----- Given text -----

Every day, billions of readers get news through MSN, Yahoo News, Google Discover, and a network of news aggregators and editorial syndication platforms. The content appearing in those feeds doesn't come from those platforms' own editorial teams — it's syndicated from independent publishers, local news organizations, digital media companies, and independent creators.
The mechanism that makes this possible is the MRSS feed. If you produce news video and you're not syndicating it, you're leaving a significant audience and revenue stream on the table.
What News Video Syndication Actually Means
Syndication is the distribution of your content to third-party platforms that present it to their audiences under their own branding. When your video appears on MSN Video, you're not getting a direct link back to your site — you're reaching MSN's audience inside MSN's player, earning a revenue share from the advertising that runs against your content.
This is different from social video distribution (where you own a channel and build a following on a platform) and different from CTV distribution (where you operate a 24/7 channel on a streaming service). News video syndication is specifically about placing on-demand video content inside editorial environments — news aggregators, news apps, and editorial partner networks — where contextual placement drives views.

----- Given entries -----

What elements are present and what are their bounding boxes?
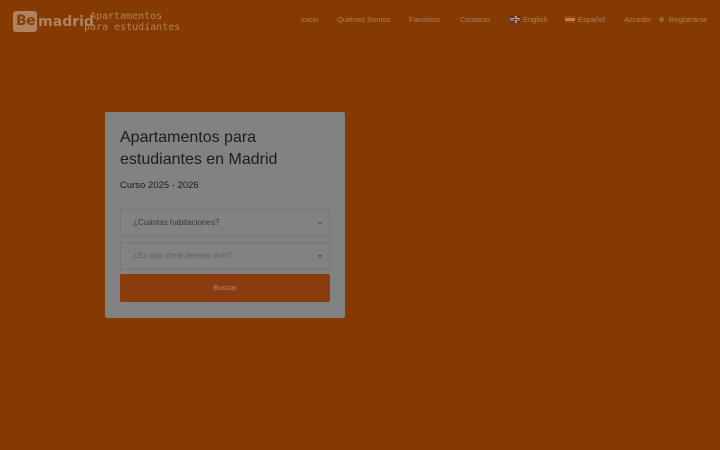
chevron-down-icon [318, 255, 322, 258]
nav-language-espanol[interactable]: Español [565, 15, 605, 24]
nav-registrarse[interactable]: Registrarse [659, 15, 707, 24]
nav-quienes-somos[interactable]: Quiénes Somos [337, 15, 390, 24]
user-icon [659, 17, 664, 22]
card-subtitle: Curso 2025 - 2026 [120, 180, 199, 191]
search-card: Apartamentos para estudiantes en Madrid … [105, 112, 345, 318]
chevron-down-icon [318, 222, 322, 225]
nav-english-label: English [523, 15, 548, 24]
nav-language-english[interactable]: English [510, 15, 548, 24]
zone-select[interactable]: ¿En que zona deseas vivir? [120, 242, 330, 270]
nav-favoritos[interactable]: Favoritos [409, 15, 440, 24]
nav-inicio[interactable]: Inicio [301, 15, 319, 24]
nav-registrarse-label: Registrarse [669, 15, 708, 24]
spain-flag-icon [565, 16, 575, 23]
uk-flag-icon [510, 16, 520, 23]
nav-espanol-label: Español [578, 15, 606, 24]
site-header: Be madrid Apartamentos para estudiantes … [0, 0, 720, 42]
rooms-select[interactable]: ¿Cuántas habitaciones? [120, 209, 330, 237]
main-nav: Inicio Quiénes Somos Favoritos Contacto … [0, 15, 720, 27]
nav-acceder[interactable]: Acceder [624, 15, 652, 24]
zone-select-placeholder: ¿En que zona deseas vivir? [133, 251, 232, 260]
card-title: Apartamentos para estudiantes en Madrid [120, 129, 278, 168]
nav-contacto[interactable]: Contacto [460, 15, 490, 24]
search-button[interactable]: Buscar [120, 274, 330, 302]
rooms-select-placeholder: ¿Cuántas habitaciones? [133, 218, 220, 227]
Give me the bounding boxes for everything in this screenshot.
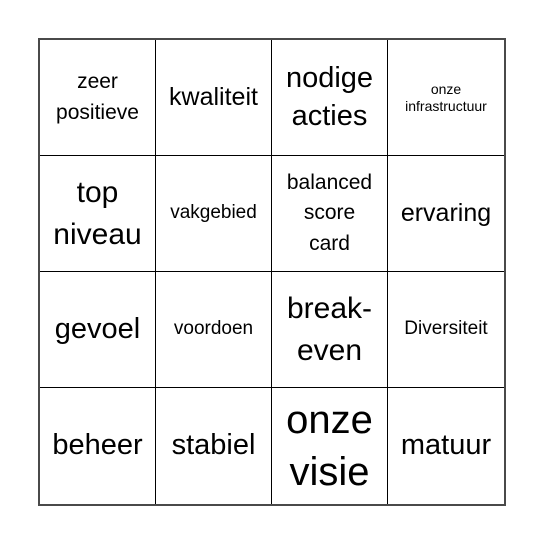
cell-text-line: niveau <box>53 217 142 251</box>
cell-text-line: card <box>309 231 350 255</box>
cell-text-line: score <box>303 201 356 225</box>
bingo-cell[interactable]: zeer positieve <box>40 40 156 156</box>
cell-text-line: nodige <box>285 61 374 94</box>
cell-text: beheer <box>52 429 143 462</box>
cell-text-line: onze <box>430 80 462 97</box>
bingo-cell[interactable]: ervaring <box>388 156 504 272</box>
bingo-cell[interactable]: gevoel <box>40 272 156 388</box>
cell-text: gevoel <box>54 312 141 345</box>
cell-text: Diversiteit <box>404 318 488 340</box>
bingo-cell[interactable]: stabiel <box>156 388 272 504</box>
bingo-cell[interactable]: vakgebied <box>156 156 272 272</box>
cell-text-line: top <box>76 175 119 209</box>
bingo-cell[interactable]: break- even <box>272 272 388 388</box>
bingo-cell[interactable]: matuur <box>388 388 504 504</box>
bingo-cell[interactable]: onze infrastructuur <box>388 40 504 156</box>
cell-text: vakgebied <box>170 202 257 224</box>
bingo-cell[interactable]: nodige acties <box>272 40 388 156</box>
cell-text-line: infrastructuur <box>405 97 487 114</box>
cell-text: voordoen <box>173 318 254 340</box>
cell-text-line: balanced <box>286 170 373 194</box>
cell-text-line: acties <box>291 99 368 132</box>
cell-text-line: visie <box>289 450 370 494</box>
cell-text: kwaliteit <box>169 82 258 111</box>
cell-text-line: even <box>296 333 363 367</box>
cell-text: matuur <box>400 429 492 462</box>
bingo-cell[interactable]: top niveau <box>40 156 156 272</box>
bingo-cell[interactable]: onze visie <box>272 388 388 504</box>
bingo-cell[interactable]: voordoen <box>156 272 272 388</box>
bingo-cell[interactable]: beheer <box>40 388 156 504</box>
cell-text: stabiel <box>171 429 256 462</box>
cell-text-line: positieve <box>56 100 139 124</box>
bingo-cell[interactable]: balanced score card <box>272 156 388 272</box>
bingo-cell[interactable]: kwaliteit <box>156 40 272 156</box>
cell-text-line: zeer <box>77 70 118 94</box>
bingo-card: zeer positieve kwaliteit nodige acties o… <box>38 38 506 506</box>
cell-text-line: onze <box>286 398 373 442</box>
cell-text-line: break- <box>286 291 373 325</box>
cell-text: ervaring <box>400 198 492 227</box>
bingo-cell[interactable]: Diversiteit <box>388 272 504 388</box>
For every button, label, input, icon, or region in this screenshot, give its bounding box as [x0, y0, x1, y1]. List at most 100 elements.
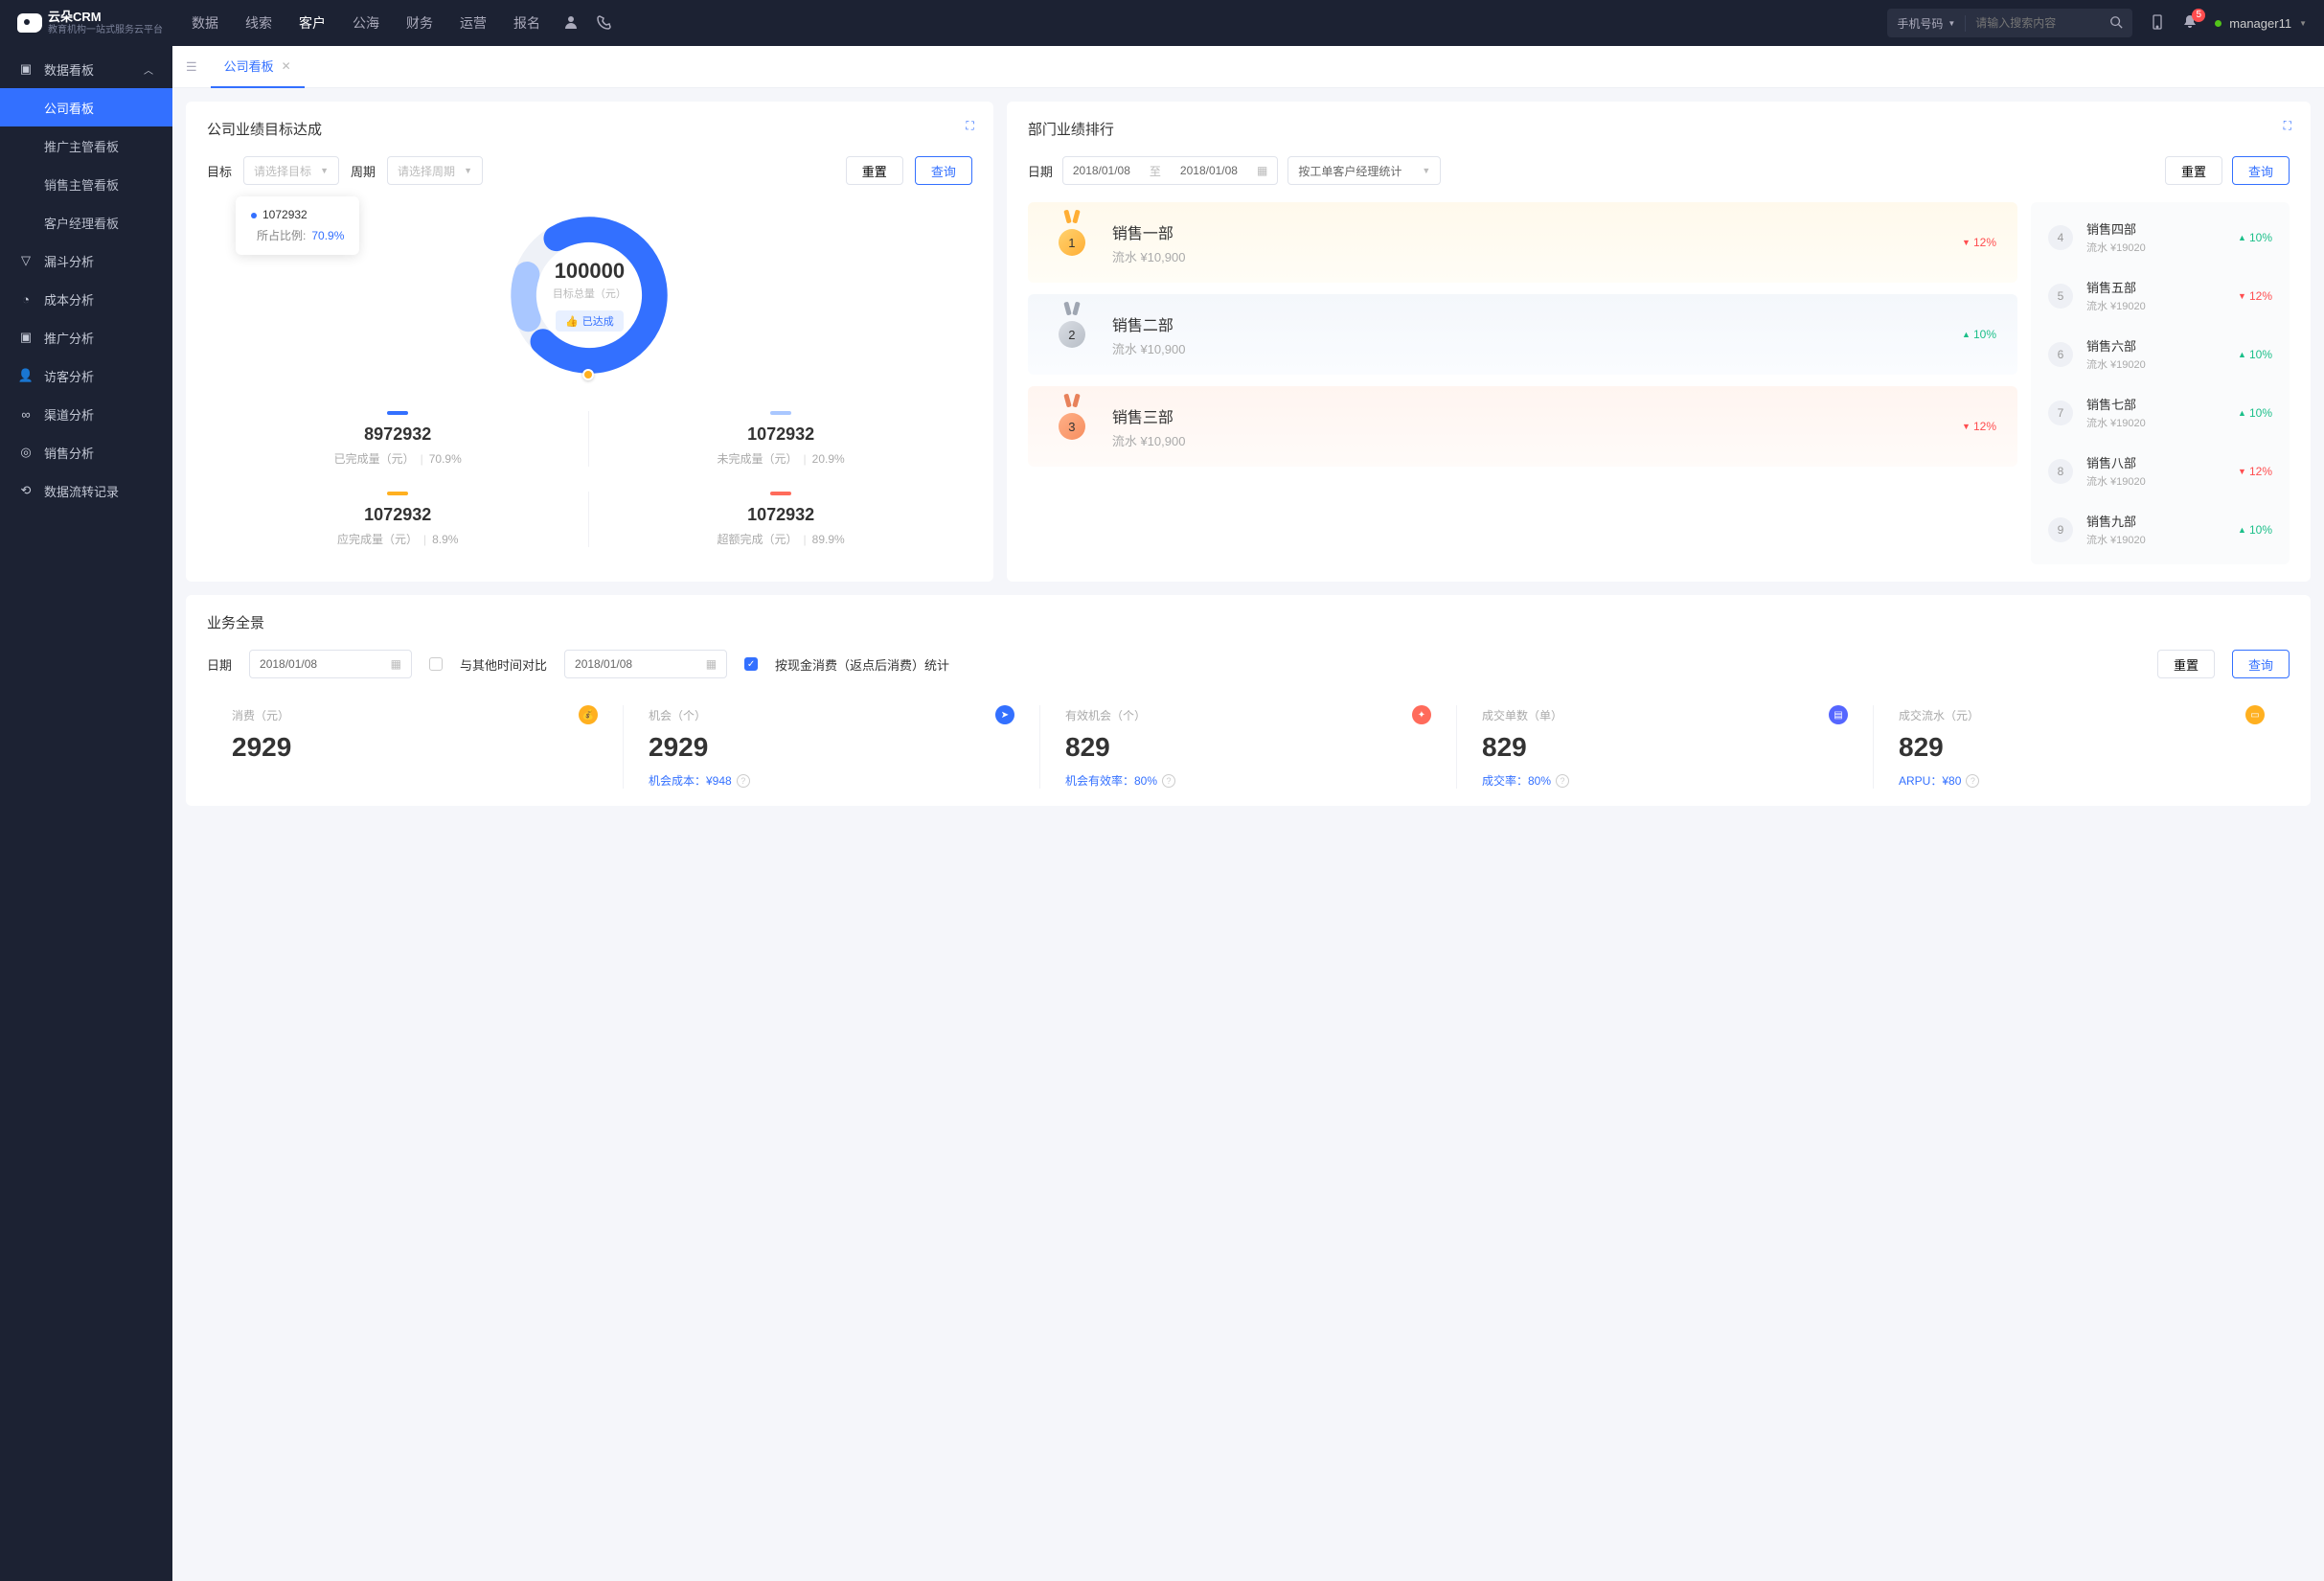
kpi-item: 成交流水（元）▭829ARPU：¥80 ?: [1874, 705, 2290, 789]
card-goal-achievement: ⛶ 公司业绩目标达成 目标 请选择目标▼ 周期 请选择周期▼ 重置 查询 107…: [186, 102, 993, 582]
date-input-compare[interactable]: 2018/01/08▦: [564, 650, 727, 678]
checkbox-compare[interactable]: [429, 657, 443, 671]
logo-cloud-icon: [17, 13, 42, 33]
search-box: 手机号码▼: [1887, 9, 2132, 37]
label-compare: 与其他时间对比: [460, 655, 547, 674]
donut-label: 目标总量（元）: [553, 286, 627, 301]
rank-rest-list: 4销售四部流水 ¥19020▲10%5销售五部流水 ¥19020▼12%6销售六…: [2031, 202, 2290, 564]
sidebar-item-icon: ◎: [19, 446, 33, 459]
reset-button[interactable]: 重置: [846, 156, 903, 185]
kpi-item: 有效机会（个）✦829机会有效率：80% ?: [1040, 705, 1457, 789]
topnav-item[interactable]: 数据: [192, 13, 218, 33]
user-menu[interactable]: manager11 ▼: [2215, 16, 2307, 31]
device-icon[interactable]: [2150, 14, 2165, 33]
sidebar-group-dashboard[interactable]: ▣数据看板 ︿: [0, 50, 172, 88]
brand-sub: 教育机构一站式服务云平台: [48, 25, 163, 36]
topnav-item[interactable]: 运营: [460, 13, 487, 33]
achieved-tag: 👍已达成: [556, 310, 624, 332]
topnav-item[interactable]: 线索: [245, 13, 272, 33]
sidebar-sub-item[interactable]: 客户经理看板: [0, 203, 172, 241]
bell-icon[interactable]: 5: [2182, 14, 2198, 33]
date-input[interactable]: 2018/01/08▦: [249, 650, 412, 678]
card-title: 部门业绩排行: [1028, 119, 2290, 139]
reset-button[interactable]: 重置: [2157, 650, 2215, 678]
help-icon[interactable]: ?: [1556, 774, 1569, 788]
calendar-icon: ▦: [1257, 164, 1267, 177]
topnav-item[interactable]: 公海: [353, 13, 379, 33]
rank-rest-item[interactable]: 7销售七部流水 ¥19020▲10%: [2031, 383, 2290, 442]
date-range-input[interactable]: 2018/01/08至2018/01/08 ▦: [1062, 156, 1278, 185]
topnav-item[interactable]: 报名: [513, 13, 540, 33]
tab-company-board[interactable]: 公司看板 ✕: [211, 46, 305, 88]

-----

◆ **Work to do**:
**1.** Please say whether each statement below agrees with the news video syndication text, answering yes or no and quoting the deciding words. (a) The content in MSN, Yahoo News, and Google Discover feeds comes from those platforms' own editorial teams. (b) A video placed on MSN Video earns its producer a revenue share from advertising that runs against it. (c) News video syndication means operating a 24/7 channel on a streaming service.
**2.** Carry on writing the news video syndication text, starting right after its final sentence.

◆ **Final answers**:
**1.**
(a) No: "The content appearing in those feeds doesn't come from those platforms' own editorial teams"
(b) Yes: "earning a revenue share from the advertising that runs against your content"
(c) No: "different from CTV distribution (where you operate a 24/7 channel on a streaming service)"

**2.**
The scale is significant. MSN reaches over 600 million monthly unique visitors. Yahoo properties reach over 700 million. A single well-placed video can accumulate views in the hundreds of thousands within days of publication — entirely from readers who would never have found your channel organically.
What Makes a Video "News-Ready" for Syndication
News video syndication platforms have specific editorial standards. Content that gets accepted and performs well shares these characteristics:
It is timely and frequently updated
News platforms prioritize fresh content. An MRSS feed with items older than 30 days will have those items deprioritized or ignored by ingest systems. MSN specifically looks at <pubDate> and excludes items published more than 30 days ago. Publishers who push new content daily maintain significantly better placement than those who publish sporadically.
It is broadcast-quality horizontal video
Platform requirements are firm on this: 16:9 aspect ratio, minimum 1280×720, no vertical video (9:16), no text overlays covering more than 10% of the frame (platform text and captions are added by the platform's own player). MP4 at 1080p is the standard delivery format for news video.
It has clear, factual titles and descriptions
Platform editorial review teams scan titles and descriptions before approving new partners. Clickbait phrasing, superlatives without basis, and misleading titles will result in rejection during the partner review process. News syndication platforms have editorial standards that favor straightforward, informative metadata.
It covers general-interest news topics
News aggregators serve broad general audiences. The content categories that perform consistently include: local news, national politics, business and finance, sports, weather, technology, and entertainment. Hyper-niche content that lacks cross-platform appeal may be accepted but will receive minimal placement.
Setting Up a News-Optimized MRSS Feed
Configure feed metadata for news context
Your channel-level elements signal to platforms what type of publisher you are. Include a clear <title> that matches your organization name, a specific <description> describing your news coverage area (not a generic "videos from X"), and <language>en-us</language>.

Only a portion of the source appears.